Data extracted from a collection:
- - -

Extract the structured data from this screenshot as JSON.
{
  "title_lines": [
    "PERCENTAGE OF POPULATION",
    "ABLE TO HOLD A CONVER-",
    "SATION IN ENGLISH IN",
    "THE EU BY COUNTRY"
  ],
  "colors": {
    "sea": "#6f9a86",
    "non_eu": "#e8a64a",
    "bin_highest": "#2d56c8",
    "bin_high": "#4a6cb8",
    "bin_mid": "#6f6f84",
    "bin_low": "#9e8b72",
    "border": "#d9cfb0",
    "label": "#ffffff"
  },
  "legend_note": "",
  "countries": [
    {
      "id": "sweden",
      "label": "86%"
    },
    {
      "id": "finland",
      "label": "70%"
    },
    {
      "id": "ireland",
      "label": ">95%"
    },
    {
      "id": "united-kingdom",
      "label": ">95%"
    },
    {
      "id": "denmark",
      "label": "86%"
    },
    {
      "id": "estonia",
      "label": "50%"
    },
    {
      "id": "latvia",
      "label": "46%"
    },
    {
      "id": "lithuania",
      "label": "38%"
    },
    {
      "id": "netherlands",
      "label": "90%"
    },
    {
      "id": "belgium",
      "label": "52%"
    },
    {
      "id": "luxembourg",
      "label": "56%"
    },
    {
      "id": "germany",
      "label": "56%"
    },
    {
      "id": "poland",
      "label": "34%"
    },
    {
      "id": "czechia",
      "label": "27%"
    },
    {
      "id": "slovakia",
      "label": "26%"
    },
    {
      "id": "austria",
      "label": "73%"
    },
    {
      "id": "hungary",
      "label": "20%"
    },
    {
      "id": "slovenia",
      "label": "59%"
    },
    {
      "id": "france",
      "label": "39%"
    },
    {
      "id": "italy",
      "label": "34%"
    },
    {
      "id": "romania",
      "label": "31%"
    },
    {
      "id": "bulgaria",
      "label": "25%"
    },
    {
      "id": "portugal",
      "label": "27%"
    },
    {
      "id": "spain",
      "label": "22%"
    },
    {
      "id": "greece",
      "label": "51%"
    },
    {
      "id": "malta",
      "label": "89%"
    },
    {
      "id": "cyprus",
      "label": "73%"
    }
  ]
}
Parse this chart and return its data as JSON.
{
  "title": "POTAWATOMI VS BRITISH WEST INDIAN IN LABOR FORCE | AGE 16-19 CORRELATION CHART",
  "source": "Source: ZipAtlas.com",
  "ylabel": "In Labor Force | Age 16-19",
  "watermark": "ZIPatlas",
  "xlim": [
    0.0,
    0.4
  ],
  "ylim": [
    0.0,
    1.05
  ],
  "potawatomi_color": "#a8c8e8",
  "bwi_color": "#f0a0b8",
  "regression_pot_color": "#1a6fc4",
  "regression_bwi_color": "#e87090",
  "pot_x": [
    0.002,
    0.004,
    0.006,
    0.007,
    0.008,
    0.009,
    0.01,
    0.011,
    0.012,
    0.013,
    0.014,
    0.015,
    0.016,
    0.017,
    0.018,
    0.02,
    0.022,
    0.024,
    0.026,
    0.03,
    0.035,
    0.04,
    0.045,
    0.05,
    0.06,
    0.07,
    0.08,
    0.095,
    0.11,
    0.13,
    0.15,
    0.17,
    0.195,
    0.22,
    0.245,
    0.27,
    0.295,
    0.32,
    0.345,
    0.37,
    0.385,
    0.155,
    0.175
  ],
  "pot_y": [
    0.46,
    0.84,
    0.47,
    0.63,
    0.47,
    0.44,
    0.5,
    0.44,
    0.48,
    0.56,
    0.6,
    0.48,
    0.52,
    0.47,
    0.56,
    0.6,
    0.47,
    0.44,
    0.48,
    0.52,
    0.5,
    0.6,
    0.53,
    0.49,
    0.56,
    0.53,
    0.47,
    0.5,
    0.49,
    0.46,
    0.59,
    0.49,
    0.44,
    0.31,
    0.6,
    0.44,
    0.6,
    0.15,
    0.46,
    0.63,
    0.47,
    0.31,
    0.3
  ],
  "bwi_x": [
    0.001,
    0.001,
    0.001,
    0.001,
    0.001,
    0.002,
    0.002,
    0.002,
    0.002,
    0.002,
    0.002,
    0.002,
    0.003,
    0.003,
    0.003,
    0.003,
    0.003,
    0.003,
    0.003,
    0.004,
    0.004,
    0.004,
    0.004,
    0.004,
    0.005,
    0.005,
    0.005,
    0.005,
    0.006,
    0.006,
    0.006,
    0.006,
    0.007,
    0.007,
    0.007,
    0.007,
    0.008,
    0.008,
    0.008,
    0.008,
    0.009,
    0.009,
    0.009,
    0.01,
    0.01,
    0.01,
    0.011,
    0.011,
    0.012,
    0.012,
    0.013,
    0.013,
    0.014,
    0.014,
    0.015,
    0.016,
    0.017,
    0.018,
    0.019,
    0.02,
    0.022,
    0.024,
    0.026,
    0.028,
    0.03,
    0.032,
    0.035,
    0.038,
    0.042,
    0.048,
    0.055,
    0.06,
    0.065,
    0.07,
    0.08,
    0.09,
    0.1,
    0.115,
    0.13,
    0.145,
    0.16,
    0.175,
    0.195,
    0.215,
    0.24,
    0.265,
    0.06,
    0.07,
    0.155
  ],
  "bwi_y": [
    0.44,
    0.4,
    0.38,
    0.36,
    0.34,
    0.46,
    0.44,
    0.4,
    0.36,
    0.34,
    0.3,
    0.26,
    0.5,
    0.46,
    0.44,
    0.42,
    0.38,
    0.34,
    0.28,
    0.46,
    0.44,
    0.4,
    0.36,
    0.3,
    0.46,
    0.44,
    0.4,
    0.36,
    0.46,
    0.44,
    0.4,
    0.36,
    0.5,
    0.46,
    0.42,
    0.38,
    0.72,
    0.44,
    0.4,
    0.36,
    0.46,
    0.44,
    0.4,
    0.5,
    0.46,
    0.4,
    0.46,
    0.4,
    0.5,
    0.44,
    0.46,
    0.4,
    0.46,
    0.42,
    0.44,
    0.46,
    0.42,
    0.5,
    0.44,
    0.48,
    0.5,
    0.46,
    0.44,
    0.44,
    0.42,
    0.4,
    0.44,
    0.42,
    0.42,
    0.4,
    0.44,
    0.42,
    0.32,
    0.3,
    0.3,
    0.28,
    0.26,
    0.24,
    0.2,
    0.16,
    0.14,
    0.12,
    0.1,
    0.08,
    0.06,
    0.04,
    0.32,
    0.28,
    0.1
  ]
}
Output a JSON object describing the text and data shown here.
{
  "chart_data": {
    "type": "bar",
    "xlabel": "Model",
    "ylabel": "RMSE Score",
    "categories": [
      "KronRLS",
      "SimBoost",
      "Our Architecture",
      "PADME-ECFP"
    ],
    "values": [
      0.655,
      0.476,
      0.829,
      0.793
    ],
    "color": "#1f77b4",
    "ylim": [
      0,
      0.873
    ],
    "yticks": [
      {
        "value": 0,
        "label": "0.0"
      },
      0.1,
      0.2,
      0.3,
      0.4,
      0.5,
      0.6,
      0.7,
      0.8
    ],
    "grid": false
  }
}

- - -

- **What you are asked to do**: Retype the whole listing above exactly.

- **Answer for this exercise**:
Extract the structured data from this screenshot as JSON.
{
  "title_lines": [
    "PERCENTAGE OF POPULATION",
    "ABLE TO HOLD A CONVER-",
    "SATION IN ENGLISH IN",
    "THE EU BY COUNTRY"
  ],
  "colors": {
    "sea": "#6f9a86",
    "non_eu": "#e8a64a",
    "bin_highest": "#2d56c8",
    "bin_high": "#4a6cb8",
    "bin_mid": "#6f6f84",
    "bin_low": "#9e8b72",
    "border": "#d9cfb0",
    "label": "#ffffff"
  },
  "legend_note": "",
  "countries": [
    {
      "id": "sweden",
      "label": "86%"
    },
    {
      "id": "finland",
      "label": "70%"
    },
    {
      "id": "ireland",
      "label": ">95%"
    },
    {
      "id": "united-kingdom",
      "label": ">95%"
    },
    {
      "id": "denmark",
      "label": "86%"
    },
    {
      "id": "estonia",
      "label": "50%"
    },
    {
      "id": "latvia",
      "label": "46%"
    },
    {
      "id": "lithuania",
      "label": "38%"
    },
    {
      "id": "netherlands",
      "label": "90%"
    },
    {
      "id": "belgium",
      "label": "52%"
    },
    {
      "id": "luxembourg",
      "label": "56%"
    },
    {
      "id": "germany",
      "label": "56%"
    },
    {
      "id": "poland",
      "label": "34%"
    },
    {
      "id": "czechia",
      "label": "27%"
    },
    {
      "id": "slovakia",
      "label": "26%"
    },
    {
      "id": "austria",
      "label": "73%"
    },
    {
      "id": "hungary",
      "label": "20%"
    },
    {
      "id": "slovenia",
      "label": "59%"
    },
    {
      "id": "france",
      "label": "39%"
    },
    {
      "id": "italy",
      "label": "34%"
    },
    {
      "id": "romania",
      "label": "31%"
    },
    {
      "id": "bulgaria",
      "label": "25%"
    },
    {
      "id": "portugal",
      "label": "27%"
    },
    {
      "id": "spain",
      "label": "22%"
    },
    {
      "id": "greece",
      "label": "51%"
    },
    {
      "id": "malta",
      "label": "89%"
    },
    {
      "id": "cyprus",
      "label": "73%"
    }
  ]
}
Parse this chart and return its data as JSON.
{
  "title": "POTAWATOMI VS BRITISH WEST INDIAN IN LABOR FORCE | AGE 16-19 CORRELATION CHART",
  "source": "Source: ZipAtlas.com",
  "ylabel": "In Labor Force | Age 16-19",
  "watermark": "ZIPatlas",
  "xlim": [
    0.0,
    0.4
  ],
  "ylim": [
    0.0,
    1.05
  ],
  "potawatomi_color": "#a8c8e8",
  "bwi_color": "#f0a0b8",
  "regression_pot_color": "#1a6fc4",
  "regression_bwi_color": "#e87090",
  "pot_x": [
    0.002,
    0.004,
    0.006,
    0.007,
    0.008,
    0.009,
    0.01,
    0.011,
    0.012,
    0.013,
    0.014,
    0.015,
    0.016,
    0.017,
    0.018,
    0.02,
    0.022,
    0.024,
    0.026,
    0.03,
    0.035,
    0.04,
    0.045,
    0.05,
    0.06,
    0.07,
    0.08,
    0.095,
    0.11,
    0.13,
    0.15,
    0.17,
    0.195,
    0.22,
    0.245,
    0.27,
    0.295,
    0.32,
    0.345,
    0.37,
    0.385,
    0.155,
    0.175
  ],
  "pot_y": [
    0.46,
    0.84,
    0.47,
    0.63,
    0.47,
    0.44,
    0.5,
    0.44,
    0.48,
    0.56,
    0.6,
    0.48,
    0.52,
    0.47,
    0.56,
    0.6,
    0.47,
    0.44,
    0.48,
    0.52,
    0.5,
    0.6,
    0.53,
    0.49,
    0.56,
    0.53,
    0.47,
    0.5,
    0.49,
    0.46,
    0.59,
    0.49,
    0.44,
    0.31,
    0.6,
    0.44,
    0.6,
    0.15,
    0.46,
    0.63,
    0.47,
    0.31,
    0.3
  ],
  "bwi_x": [
    0.001,
    0.001,
    0.001,
    0.001,
    0.001,
    0.002,
    0.002,
    0.002,
    0.002,
    0.002,
    0.002,
    0.002,
    0.003,
    0.003,
    0.003,
    0.003,
    0.003,
    0.003,
    0.003,
    0.004,
    0.004,
    0.004,
    0.004,
    0.004,
    0.005,
    0.005,
    0.005,
    0.005,
    0.006,
    0.006,
    0.006,
    0.006,
    0.007,
    0.007,
    0.007,
    0.007,
    0.008,
    0.008,
    0.008,
    0.008,
    0.009,
    0.009,
    0.009,
    0.01,
    0.01,
    0.01,
    0.011,
    0.011,
    0.012,
    0.012,
    0.013,
    0.013,
    0.014,
    0.014,
    0.015,
    0.016,
    0.017,
    0.018,
    0.019,
    0.02,
    0.022,
    0.024,
    0.026,
    0.028,
    0.03,
    0.032,
    0.035,
    0.038,
    0.042,
    0.048,
    0.055,
    0.06,
    0.065,
    0.07,
    0.08,
    0.09,
    0.1,
    0.115,
    0.13,
    0.145,
    0.16,
    0.175,
    0.195,
    0.215,
    0.24,
    0.265,
    0.06,
    0.07,
    0.155
  ],
  "bwi_y": [
    0.44,
    0.4,
    0.38,
    0.36,
    0.34,
    0.46,
    0.44,
    0.4,
    0.36,
    0.34,
    0.3,
    0.26,
    0.5,
    0.46,
    0.44,
    0.42,
    0.38,
    0.34,
    0.28,
    0.46,
    0.44,
    0.4,
    0.36,
    0.3,
    0.46,
    0.44,
    0.4,
    0.36,
    0.46,
    0.44,
    0.4,
    0.36,
    0.5,
    0.46,
    0.42,
    0.38,
    0.72,
    0.44,
    0.4,
    0.36,
    0.46,
    0.44,
    0.4,
    0.5,
    0.46,
    0.4,
    0.46,
    0.4,
    0.5,
    0.44,
    0.46,
    0.4,
    0.46,
    0.42,
    0.44,
    0.46,
    0.42,
    0.5,
    0.44,
    0.48,
    0.5,
    0.46,
    0.44,
    0.44,
    0.42,
    0.4,
    0.44,
    0.42,
    0.42,
    0.4,
    0.44,
    0.42,
    0.32,
    0.3,
    0.3,
    0.28,
    0.26,
    0.24,
    0.2,
    0.16,
    0.14,
    0.12,
    0.1,
    0.08,
    0.06,
    0.04,
    0.32,
    0.28,
    0.1
  ]
}
Output a JSON object describing the text and data shown here.
{
  "chart_data": {
    "type": "bar",
    "xlabel": "Model",
    "ylabel": "RMSE Score",
    "categories": [
      "KronRLS",
      "SimBoost",
      "Our Architecture",
      "PADME-ECFP"
    ],
    "values": [
      0.655,
      0.476,
      0.829,
      0.793
    ],
    "color": "#1f77b4",
    "ylim": [
      0,
      0.873
    ],
    "yticks": [
      {
        "value": 0,
        "label": "0.0"
      },
      0.1,
      0.2,
      0.3,
      0.4,
      0.5,
      0.6,
      0.7,
      0.8
    ],
    "grid": false
  }
}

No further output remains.